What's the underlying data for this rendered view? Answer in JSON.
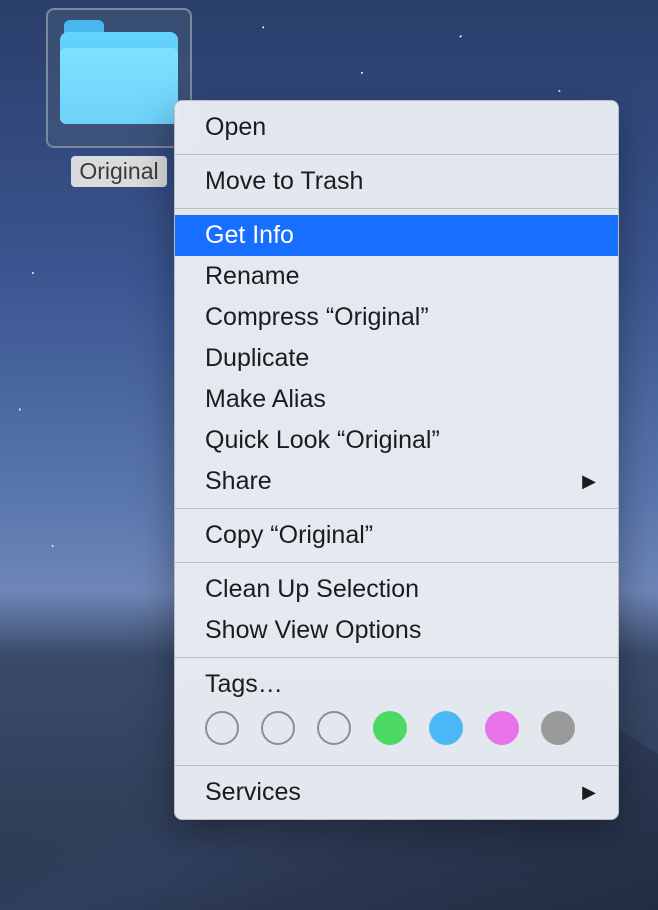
{
  "folder": {
    "name": "Original"
  },
  "menu": {
    "open": "Open",
    "move_to_trash": "Move to Trash",
    "get_info": "Get Info",
    "rename": "Rename",
    "compress": "Compress “Original”",
    "duplicate": "Duplicate",
    "make_alias": "Make Alias",
    "quick_look": "Quick Look “Original”",
    "share": "Share",
    "copy": "Copy “Original”",
    "clean_up_selection": "Clean Up Selection",
    "show_view_options": "Show View Options",
    "tags": "Tags…",
    "services": "Services"
  },
  "tag_colors": {
    "empty1": "transparent",
    "empty2": "transparent",
    "empty3": "transparent",
    "green": "#4cd964",
    "blue": "#4bb7f5",
    "pink": "#e872e8",
    "gray": "#9a9a9a"
  }
}
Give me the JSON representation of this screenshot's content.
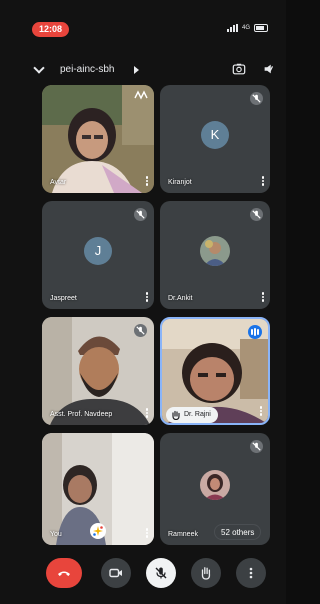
{
  "status_bar": {
    "time": "12:08",
    "network": "4G"
  },
  "header": {
    "meeting_code": "pei-ainc-sbh",
    "icons": [
      "chevron-down-icon",
      "camera-switch-icon",
      "audio-output-icon"
    ]
  },
  "participants": [
    {
      "name": "Avtar",
      "muted": false,
      "video": true
    },
    {
      "name": "Kiranjot",
      "muted": true,
      "video": false,
      "initial": "K"
    },
    {
      "name": "Jaspreet",
      "muted": true,
      "video": false,
      "initial": "J"
    },
    {
      "name": "Dr.Ankit",
      "muted": true,
      "video": false
    },
    {
      "name": "Asst. Prof. Navdeep",
      "muted": true,
      "video": true
    },
    {
      "name": "Dr. Rajni",
      "muted": false,
      "video": true,
      "speaking": true,
      "hand_raised": true
    },
    {
      "name": "You",
      "muted": false,
      "video": true
    },
    {
      "name": "Ramneek",
      "muted": true,
      "video": false
    }
  ],
  "others_label": "52 others",
  "controls": [
    "end-call",
    "camera",
    "microphone-off",
    "raise-hand",
    "more-options"
  ],
  "colors": {
    "end_call": "#e8453c",
    "speaking": "#1a73e8",
    "tile_bg": "#3c4043",
    "background": "#121212"
  }
}
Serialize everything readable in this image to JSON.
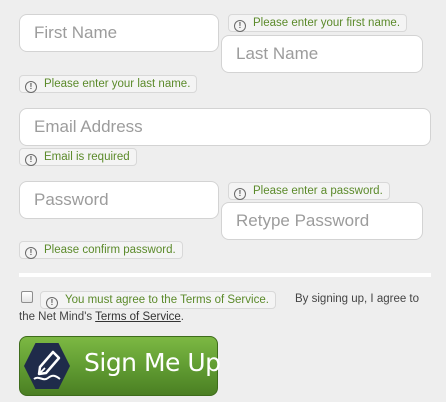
{
  "form": {
    "first_name": {
      "placeholder": "First Name"
    },
    "last_name": {
      "placeholder": "Last Name"
    },
    "email": {
      "placeholder": "Email Address"
    },
    "password": {
      "placeholder": "Password"
    },
    "retype_password": {
      "placeholder": "Retype Password"
    }
  },
  "errors": {
    "first_name": "Please enter your first name.",
    "last_name": "Please enter your last name.",
    "email": "Email is required",
    "password": "Please enter a password.",
    "confirm": "Please confirm password.",
    "terms": "You must agree to the Terms of Service."
  },
  "agreement": {
    "text_line1": "By signing up, I agree to",
    "text_prefix": "the Net Mind's",
    "terms_link": "Terms of Service",
    "text_suffix": "."
  },
  "signup_button": {
    "label": "Sign Me Up"
  },
  "icons": {
    "error": "exclamation-circle-icon",
    "signup": "pen-nib-icon"
  },
  "colors": {
    "error_text": "#5b8a2a",
    "button_green": "#5f9a31",
    "pen_badge": "#1f2b4a"
  }
}
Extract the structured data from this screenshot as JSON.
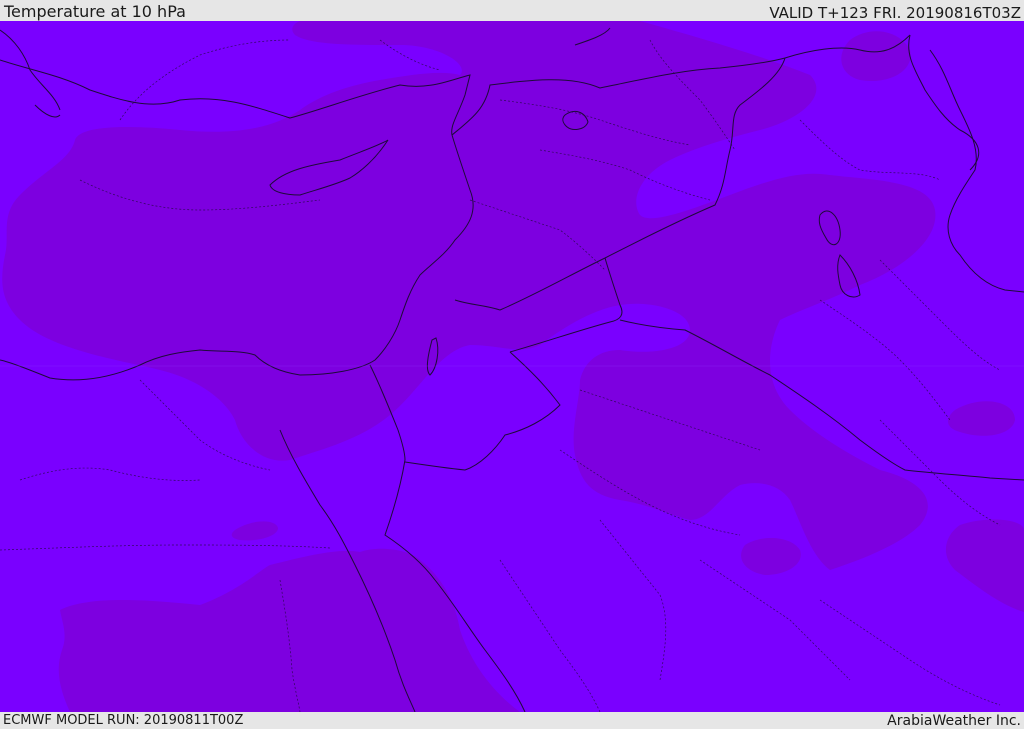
{
  "header": {
    "title": "Temperature at 10 hPa",
    "valid": "VALID T+123 FRI. 20190816T03Z"
  },
  "footer": {
    "model_run": "ECMWF MODEL RUN: 20190811T00Z",
    "credit": "ArabiaWeather Inc."
  },
  "colors": {
    "field_base": "#7a00ff",
    "field_cold": "#7d00e0",
    "coastline": "#1f0a3a",
    "border": "#1f0a3a",
    "bar_background": "#e6e6e6",
    "bar_text": "#1a1a1a"
  }
}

Work to complete: Pictures in the records above are not copied; print everything else exactly.

Result of the exercise:
What's the underlying data for this rendered view? Answer in JSON.
{
  "folder": {
    "name": "Original"
  },
  "menu": {
    "open": "Open",
    "move_to_trash": "Move to Trash",
    "get_info": "Get Info",
    "rename": "Rename",
    "compress": "Compress “Original”",
    "duplicate": "Duplicate",
    "make_alias": "Make Alias",
    "quick_look": "Quick Look “Original”",
    "share": "Share",
    "copy": "Copy “Original”",
    "clean_up_selection": "Clean Up Selection",
    "show_view_options": "Show View Options",
    "tags": "Tags…",
    "services": "Services"
  },
  "tag_colors": {
    "empty1": "transparent",
    "empty2": "transparent",
    "empty3": "transparent",
    "green": "#4cd964",
    "blue": "#4bb7f5",
    "pink": "#e872e8",
    "gray": "#9a9a9a"
  }
}
Give me the JSON representation of this screenshot's content.
{
  "status_bar": {
    "time": "12:08",
    "network": "4G"
  },
  "header": {
    "meeting_code": "pei-ainc-sbh",
    "icons": [
      "chevron-down-icon",
      "camera-switch-icon",
      "audio-output-icon"
    ]
  },
  "participants": [
    {
      "name": "Avtar",
      "muted": false,
      "video": true
    },
    {
      "name": "Kiranjot",
      "muted": true,
      "video": false,
      "initial": "K"
    },
    {
      "name": "Jaspreet",
      "muted": true,
      "video": false,
      "initial": "J"
    },
    {
      "name": "Dr.Ankit",
      "muted": true,
      "video": false
    },
    {
      "name": "Asst. Prof. Navdeep",
      "muted": true,
      "video": true
    },
    {
      "name": "Dr. Rajni",
      "muted": false,
      "video": true,
      "speaking": true,
      "hand_raised": true
    },
    {
      "name": "You",
      "muted": false,
      "video": true
    },
    {
      "name": "Ramneek",
      "muted": true,
      "video": false
    }
  ],
  "others_label": "52 others",
  "controls": [
    "end-call",
    "camera",
    "microphone-off",
    "raise-hand",
    "more-options"
  ],
  "colors": {
    "end_call": "#e8453c",
    "speaking": "#1a73e8",
    "tile_bg": "#3c4043",
    "background": "#121212"
  }
}
Serialize everything readable in this image to JSON.
{
  "form": {
    "first_name": {
      "placeholder": "First Name"
    },
    "last_name": {
      "placeholder": "Last Name"
    },
    "email": {
      "placeholder": "Email Address"
    },
    "password": {
      "placeholder": "Password"
    },
    "retype_password": {
      "placeholder": "Retype Password"
    }
  },
  "errors": {
    "first_name": "Please enter your first name.",
    "last_name": "Please enter your last name.",
    "email": "Email is required",
    "password": "Please enter a password.",
    "confirm": "Please confirm password.",
    "terms": "You must agree to the Terms of Service."
  },
  "agreement": {
    "text_line1": "By signing up, I agree to",
    "text_prefix": "the Net Mind's",
    "terms_link": "Terms of Service",
    "text_suffix": "."
  },
  "signup_button": {
    "label": "Sign Me Up"
  },
  "icons": {
    "error": "exclamation-circle-icon",
    "signup": "pen-nib-icon"
  },
  "colors": {
    "error_text": "#5b8a2a",
    "button_green": "#5f9a31",
    "pen_badge": "#1f2b4a"
  }
}
Extract the structured data from this screenshot as JSON.
{
  "header": {
    "title": "Temperature at 10 hPa",
    "valid": "VALID T+123 FRI. 20190816T03Z"
  },
  "footer": {
    "model_run": "ECMWF MODEL RUN: 20190811T00Z",
    "credit": "ArabiaWeather Inc."
  },
  "colors": {
    "field_base": "#7a00ff",
    "field_cold": "#7d00e0",
    "coastline": "#1f0a3a",
    "border": "#1f0a3a",
    "bar_background": "#e6e6e6",
    "bar_text": "#1a1a1a"
  }
}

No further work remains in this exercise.